▸ TASK REQUIREMENTS: Leave out the pictures and reproduce all of the data exactly.

▸ MATERIAL SUPPLIED:

──────────────────────────────

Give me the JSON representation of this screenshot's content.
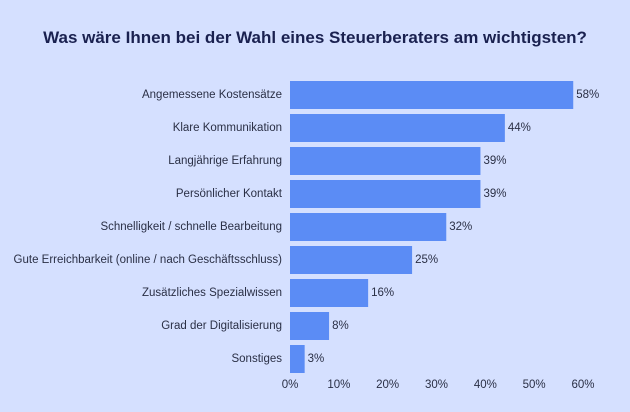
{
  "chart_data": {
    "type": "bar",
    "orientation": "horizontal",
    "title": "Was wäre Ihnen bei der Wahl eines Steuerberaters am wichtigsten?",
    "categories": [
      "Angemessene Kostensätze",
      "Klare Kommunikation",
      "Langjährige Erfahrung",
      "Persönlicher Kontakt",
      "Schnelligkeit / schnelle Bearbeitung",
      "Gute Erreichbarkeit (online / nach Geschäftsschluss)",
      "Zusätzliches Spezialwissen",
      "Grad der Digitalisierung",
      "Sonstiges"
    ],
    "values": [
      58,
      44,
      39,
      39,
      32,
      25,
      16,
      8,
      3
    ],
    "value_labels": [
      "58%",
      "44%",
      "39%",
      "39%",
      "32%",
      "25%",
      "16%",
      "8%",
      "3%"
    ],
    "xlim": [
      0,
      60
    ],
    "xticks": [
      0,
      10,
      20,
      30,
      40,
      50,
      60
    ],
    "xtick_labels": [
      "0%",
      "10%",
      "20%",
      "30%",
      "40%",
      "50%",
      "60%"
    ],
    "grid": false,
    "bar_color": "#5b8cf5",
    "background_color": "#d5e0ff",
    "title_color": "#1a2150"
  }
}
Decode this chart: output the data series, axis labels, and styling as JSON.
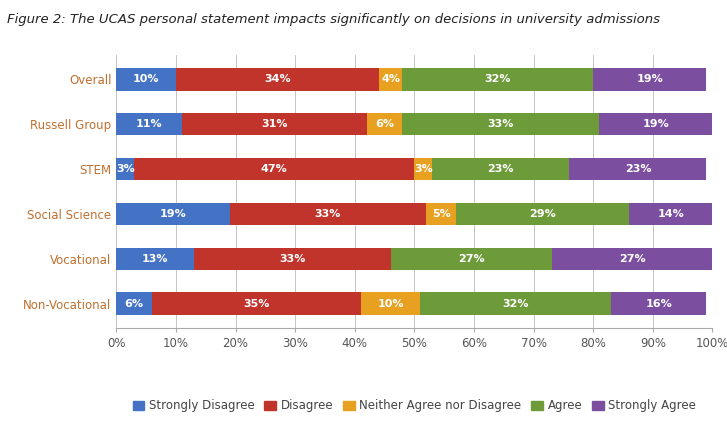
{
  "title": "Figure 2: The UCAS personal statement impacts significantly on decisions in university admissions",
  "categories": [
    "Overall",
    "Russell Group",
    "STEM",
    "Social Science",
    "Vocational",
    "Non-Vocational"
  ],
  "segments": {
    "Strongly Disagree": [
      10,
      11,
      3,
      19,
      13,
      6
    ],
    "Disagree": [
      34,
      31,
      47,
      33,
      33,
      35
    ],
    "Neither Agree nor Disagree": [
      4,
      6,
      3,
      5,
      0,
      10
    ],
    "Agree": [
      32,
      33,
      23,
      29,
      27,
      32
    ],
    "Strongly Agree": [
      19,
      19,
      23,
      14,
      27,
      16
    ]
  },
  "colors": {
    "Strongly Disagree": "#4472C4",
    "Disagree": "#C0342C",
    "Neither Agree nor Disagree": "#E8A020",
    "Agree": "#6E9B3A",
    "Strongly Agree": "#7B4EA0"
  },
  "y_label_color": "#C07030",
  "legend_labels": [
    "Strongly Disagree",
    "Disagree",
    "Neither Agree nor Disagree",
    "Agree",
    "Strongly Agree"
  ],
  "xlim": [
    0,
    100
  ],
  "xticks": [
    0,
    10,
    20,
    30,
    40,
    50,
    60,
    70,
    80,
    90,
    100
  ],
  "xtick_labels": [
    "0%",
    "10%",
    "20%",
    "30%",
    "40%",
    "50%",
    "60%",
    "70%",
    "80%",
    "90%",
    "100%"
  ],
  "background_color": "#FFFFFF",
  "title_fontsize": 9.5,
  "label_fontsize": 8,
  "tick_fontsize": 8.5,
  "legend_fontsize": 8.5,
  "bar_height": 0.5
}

──────────────────────────────

▸ FULL ANSWER:
Give me the JSON representation of this screenshot's content.
{
  "chart_data": {
    "type": "bar",
    "orientation": "horizontal",
    "title": "Was wäre Ihnen bei der Wahl eines Steuerberaters am wichtigsten?",
    "categories": [
      "Angemessene Kostensätze",
      "Klare Kommunikation",
      "Langjährige Erfahrung",
      "Persönlicher Kontakt",
      "Schnelligkeit / schnelle Bearbeitung",
      "Gute Erreichbarkeit (online / nach Geschäftsschluss)",
      "Zusätzliches Spezialwissen",
      "Grad der Digitalisierung",
      "Sonstiges"
    ],
    "values": [
      58,
      44,
      39,
      39,
      32,
      25,
      16,
      8,
      3
    ],
    "value_labels": [
      "58%",
      "44%",
      "39%",
      "39%",
      "32%",
      "25%",
      "16%",
      "8%",
      "3%"
    ],
    "xlim": [
      0,
      60
    ],
    "xticks": [
      0,
      10,
      20,
      30,
      40,
      50,
      60
    ],
    "xtick_labels": [
      "0%",
      "10%",
      "20%",
      "30%",
      "40%",
      "50%",
      "60%"
    ],
    "grid": false,
    "bar_color": "#5b8cf5",
    "background_color": "#d5e0ff",
    "title_color": "#1a2150"
  }
}
Decode this chart: output the data series, axis labels, and styling as JSON.
{
  "title": "Figure 2: The UCAS personal statement impacts significantly on decisions in university admissions",
  "categories": [
    "Overall",
    "Russell Group",
    "STEM",
    "Social Science",
    "Vocational",
    "Non-Vocational"
  ],
  "segments": {
    "Strongly Disagree": [
      10,
      11,
      3,
      19,
      13,
      6
    ],
    "Disagree": [
      34,
      31,
      47,
      33,
      33,
      35
    ],
    "Neither Agree nor Disagree": [
      4,
      6,
      3,
      5,
      0,
      10
    ],
    "Agree": [
      32,
      33,
      23,
      29,
      27,
      32
    ],
    "Strongly Agree": [
      19,
      19,
      23,
      14,
      27,
      16
    ]
  },
  "colors": {
    "Strongly Disagree": "#4472C4",
    "Disagree": "#C0342C",
    "Neither Agree nor Disagree": "#E8A020",
    "Agree": "#6E9B3A",
    "Strongly Agree": "#7B4EA0"
  },
  "y_label_color": "#C07030",
  "legend_labels": [
    "Strongly Disagree",
    "Disagree",
    "Neither Agree nor Disagree",
    "Agree",
    "Strongly Agree"
  ],
  "xlim": [
    0,
    100
  ],
  "xticks": [
    0,
    10,
    20,
    30,
    40,
    50,
    60,
    70,
    80,
    90,
    100
  ],
  "xtick_labels": [
    "0%",
    "10%",
    "20%",
    "30%",
    "40%",
    "50%",
    "60%",
    "70%",
    "80%",
    "90%",
    "100%"
  ],
  "background_color": "#FFFFFF",
  "title_fontsize": 9.5,
  "label_fontsize": 8,
  "tick_fontsize": 8.5,
  "legend_fontsize": 8.5,
  "bar_height": 0.5
}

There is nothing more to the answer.